__WHAT NEEDS TO BE DONE__
Repeat every record exactly, but keep images out of the copy.

Records about charts and figures:
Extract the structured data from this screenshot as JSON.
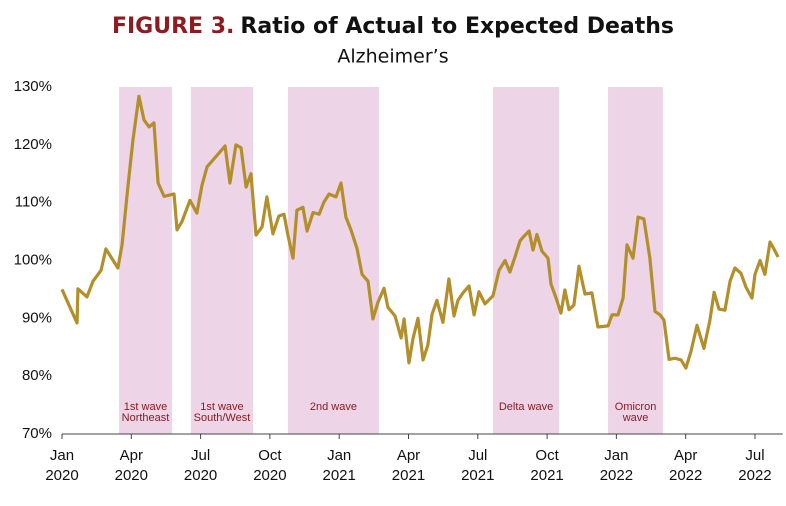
{
  "chart_data": {
    "type": "line",
    "title_prefix": "FIGURE 3.",
    "title": "Ratio of Actual to Expected Deaths",
    "subtitle": "Alzheimer’s",
    "color": "#b38f2c",
    "band_color": "#edd4e7",
    "x": [
      0,
      0.65,
      0.69,
      1.08,
      1.34,
      1.69,
      1.9,
      2.42,
      2.6,
      2.86,
      3.07,
      3.33,
      3.55,
      3.77,
      3.98,
      4.16,
      4.42,
      4.63,
      4.85,
      4.98,
      5.19,
      5.54,
      5.84,
      6.06,
      6.28,
      6.54,
      6.8,
      7.06,
      7.27,
      7.53,
      7.75,
      7.97,
      8.18,
      8.4,
      8.66,
      8.87,
      9.13,
      9.39,
      9.61,
      9.78,
      10.0,
      10.17,
      10.43,
      10.61,
      10.87,
      11.13,
      11.34,
      11.56,
      11.86,
      12.08,
      12.29,
      12.51,
      12.77,
      12.99,
      13.25,
      13.46,
      13.68,
      13.94,
      14.11,
      14.42,
      14.68,
      14.81,
      15.02,
      15.19,
      15.41,
      15.63,
      15.84,
      16.02,
      16.23,
      16.49,
      16.75,
      16.97,
      17.14,
      17.36,
      17.62,
      17.84,
      18.05,
      18.31,
      18.66,
      18.92,
      19.18,
      19.39,
      19.61,
      19.83,
      20.0,
      20.22,
      20.39,
      20.56,
      20.78,
      21.04,
      21.17,
      21.39,
      21.6,
      21.77,
      21.95,
      22.16,
      22.38,
      22.64,
      22.94,
      23.2,
      23.64,
      23.81,
      24.07,
      24.29,
      24.46,
      24.72,
      24.94,
      25.19,
      25.45,
      25.67,
      25.89,
      26.06,
      26.28,
      26.54,
      26.8,
      27.01,
      27.23,
      27.49,
      27.79,
      28.05,
      28.23,
      28.44,
      28.7,
      28.92,
      29.13,
      29.39,
      29.61,
      29.87,
      30.0,
      30.22,
      30.43,
      30.65,
      30.82,
      31.0
    ],
    "values": [
      95,
      89.2,
      95.1,
      93.7,
      96.4,
      98.3,
      102,
      98.7,
      102.7,
      113,
      120.8,
      128.4,
      124.3,
      123.1,
      123.8,
      113.4,
      111.1,
      111.3,
      111.5,
      105.3,
      106.7,
      110.4,
      108.2,
      113,
      116.2,
      117.4,
      118.6,
      119.8,
      113.4,
      120,
      119.5,
      112.7,
      115,
      104.4,
      105.8,
      111,
      104.6,
      107.7,
      108,
      104.4,
      100.4,
      108.7,
      109.2,
      105.1,
      108.3,
      108,
      110.1,
      111.5,
      111,
      113.4,
      107.5,
      105.3,
      102.1,
      97.6,
      96.4,
      89.9,
      92.8,
      95.2,
      91.9,
      90.4,
      86.6,
      89.9,
      82.3,
      86.4,
      90,
      82.8,
      85.4,
      90.7,
      93.1,
      89.3,
      96.8,
      90.4,
      93.1,
      94.4,
      95.6,
      90.6,
      94.6,
      92.5,
      93.9,
      98.3,
      100,
      98,
      100.6,
      103.4,
      104.2,
      105.1,
      101.8,
      104.5,
      101.6,
      100.4,
      95.9,
      93.5,
      90.9,
      94.9,
      91.5,
      92.3,
      99,
      94.2,
      94.4,
      88.5,
      88.7,
      90.6,
      90.6,
      93.5,
      102.7,
      100.4,
      107.5,
      107.2,
      100.4,
      91.2,
      90.6,
      89.7,
      82.9,
      83.1,
      82.8,
      81.4,
      84.3,
      88.8,
      84.8,
      89.7,
      94.5,
      91.6,
      91.4,
      96.4,
      98.7,
      97.8,
      95.4,
      93.5,
      97.6,
      100,
      97.6,
      103.2,
      102,
      100.6
    ],
    "xlim": [
      0,
      31.2
    ],
    "xticks": [
      {
        "value": 0,
        "label": "Jan 2020"
      },
      {
        "value": 3,
        "label": "Apr 2020"
      },
      {
        "value": 6,
        "label": "Jul 2020"
      },
      {
        "value": 9,
        "label": "Oct 2020"
      },
      {
        "value": 12,
        "label": "Jan 2021"
      },
      {
        "value": 15,
        "label": "Apr 2021"
      },
      {
        "value": 18,
        "label": "Jul 2021"
      },
      {
        "value": 21,
        "label": "Oct 2021"
      },
      {
        "value": 24,
        "label": "Jan 2022"
      },
      {
        "value": 27,
        "label": "Apr 2022"
      },
      {
        "value": 30,
        "label": "Jul 2022"
      }
    ],
    "ylim": [
      70,
      130
    ],
    "yticks": [
      {
        "value": 70,
        "label": "70%"
      },
      {
        "value": 80,
        "label": "80%"
      },
      {
        "value": 90,
        "label": "90%"
      },
      {
        "value": 100,
        "label": "100%"
      },
      {
        "value": 110,
        "label": "110%"
      },
      {
        "value": 120,
        "label": "120%"
      },
      {
        "value": 130,
        "label": "130%"
      }
    ],
    "bands": [
      {
        "range": [
          2.47,
          4.76
        ],
        "label_lines": [
          "1st wave",
          "Northeast"
        ]
      },
      {
        "range": [
          5.58,
          8.27
        ],
        "label_lines": [
          "1st wave",
          "South/West"
        ]
      },
      {
        "range": [
          9.78,
          13.72
        ],
        "label_lines": [
          "2nd wave"
        ]
      },
      {
        "range": [
          18.66,
          21.52
        ],
        "label_lines": [
          "Delta wave"
        ]
      },
      {
        "range": [
          23.64,
          26.02
        ],
        "label_lines": [
          "Omicron",
          "wave"
        ]
      }
    ]
  }
}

__SOLUTION TO THIS EXERCISE__
Extract the structured data from this screenshot as JSON.
{
  "chart_data": {
    "type": "line",
    "title_prefix": "FIGURE 3.",
    "title": "Ratio of Actual to Expected Deaths",
    "subtitle": "Alzheimer’s",
    "color": "#b38f2c",
    "band_color": "#edd4e7",
    "x": [
      0,
      0.65,
      0.69,
      1.08,
      1.34,
      1.69,
      1.9,
      2.42,
      2.6,
      2.86,
      3.07,
      3.33,
      3.55,
      3.77,
      3.98,
      4.16,
      4.42,
      4.63,
      4.85,
      4.98,
      5.19,
      5.54,
      5.84,
      6.06,
      6.28,
      6.54,
      6.8,
      7.06,
      7.27,
      7.53,
      7.75,
      7.97,
      8.18,
      8.4,
      8.66,
      8.87,
      9.13,
      9.39,
      9.61,
      9.78,
      10.0,
      10.17,
      10.43,
      10.61,
      10.87,
      11.13,
      11.34,
      11.56,
      11.86,
      12.08,
      12.29,
      12.51,
      12.77,
      12.99,
      13.25,
      13.46,
      13.68,
      13.94,
      14.11,
      14.42,
      14.68,
      14.81,
      15.02,
      15.19,
      15.41,
      15.63,
      15.84,
      16.02,
      16.23,
      16.49,
      16.75,
      16.97,
      17.14,
      17.36,
      17.62,
      17.84,
      18.05,
      18.31,
      18.66,
      18.92,
      19.18,
      19.39,
      19.61,
      19.83,
      20.0,
      20.22,
      20.39,
      20.56,
      20.78,
      21.04,
      21.17,
      21.39,
      21.6,
      21.77,
      21.95,
      22.16,
      22.38,
      22.64,
      22.94,
      23.2,
      23.64,
      23.81,
      24.07,
      24.29,
      24.46,
      24.72,
      24.94,
      25.19,
      25.45,
      25.67,
      25.89,
      26.06,
      26.28,
      26.54,
      26.8,
      27.01,
      27.23,
      27.49,
      27.79,
      28.05,
      28.23,
      28.44,
      28.7,
      28.92,
      29.13,
      29.39,
      29.61,
      29.87,
      30.0,
      30.22,
      30.43,
      30.65,
      30.82,
      31.0
    ],
    "values": [
      95,
      89.2,
      95.1,
      93.7,
      96.4,
      98.3,
      102,
      98.7,
      102.7,
      113,
      120.8,
      128.4,
      124.3,
      123.1,
      123.8,
      113.4,
      111.1,
      111.3,
      111.5,
      105.3,
      106.7,
      110.4,
      108.2,
      113,
      116.2,
      117.4,
      118.6,
      119.8,
      113.4,
      120,
      119.5,
      112.7,
      115,
      104.4,
      105.8,
      111,
      104.6,
      107.7,
      108,
      104.4,
      100.4,
      108.7,
      109.2,
      105.1,
      108.3,
      108,
      110.1,
      111.5,
      111,
      113.4,
      107.5,
      105.3,
      102.1,
      97.6,
      96.4,
      89.9,
      92.8,
      95.2,
      91.9,
      90.4,
      86.6,
      89.9,
      82.3,
      86.4,
      90,
      82.8,
      85.4,
      90.7,
      93.1,
      89.3,
      96.8,
      90.4,
      93.1,
      94.4,
      95.6,
      90.6,
      94.6,
      92.5,
      93.9,
      98.3,
      100,
      98,
      100.6,
      103.4,
      104.2,
      105.1,
      101.8,
      104.5,
      101.6,
      100.4,
      95.9,
      93.5,
      90.9,
      94.9,
      91.5,
      92.3,
      99,
      94.2,
      94.4,
      88.5,
      88.7,
      90.6,
      90.6,
      93.5,
      102.7,
      100.4,
      107.5,
      107.2,
      100.4,
      91.2,
      90.6,
      89.7,
      82.9,
      83.1,
      82.8,
      81.4,
      84.3,
      88.8,
      84.8,
      89.7,
      94.5,
      91.6,
      91.4,
      96.4,
      98.7,
      97.8,
      95.4,
      93.5,
      97.6,
      100,
      97.6,
      103.2,
      102,
      100.6
    ],
    "xlim": [
      0,
      31.2
    ],
    "xticks": [
      {
        "value": 0,
        "label": "Jan 2020"
      },
      {
        "value": 3,
        "label": "Apr 2020"
      },
      {
        "value": 6,
        "label": "Jul 2020"
      },
      {
        "value": 9,
        "label": "Oct 2020"
      },
      {
        "value": 12,
        "label": "Jan 2021"
      },
      {
        "value": 15,
        "label": "Apr 2021"
      },
      {
        "value": 18,
        "label": "Jul 2021"
      },
      {
        "value": 21,
        "label": "Oct 2021"
      },
      {
        "value": 24,
        "label": "Jan 2022"
      },
      {
        "value": 27,
        "label": "Apr 2022"
      },
      {
        "value": 30,
        "label": "Jul 2022"
      }
    ],
    "ylim": [
      70,
      130
    ],
    "yticks": [
      {
        "value": 70,
        "label": "70%"
      },
      {
        "value": 80,
        "label": "80%"
      },
      {
        "value": 90,
        "label": "90%"
      },
      {
        "value": 100,
        "label": "100%"
      },
      {
        "value": 110,
        "label": "110%"
      },
      {
        "value": 120,
        "label": "120%"
      },
      {
        "value": 130,
        "label": "130%"
      }
    ],
    "bands": [
      {
        "range": [
          2.47,
          4.76
        ],
        "label_lines": [
          "1st wave",
          "Northeast"
        ]
      },
      {
        "range": [
          5.58,
          8.27
        ],
        "label_lines": [
          "1st wave",
          "South/West"
        ]
      },
      {
        "range": [
          9.78,
          13.72
        ],
        "label_lines": [
          "2nd wave"
        ]
      },
      {
        "range": [
          18.66,
          21.52
        ],
        "label_lines": [
          "Delta wave"
        ]
      },
      {
        "range": [
          23.64,
          26.02
        ],
        "label_lines": [
          "Omicron",
          "wave"
        ]
      }
    ]
  }
}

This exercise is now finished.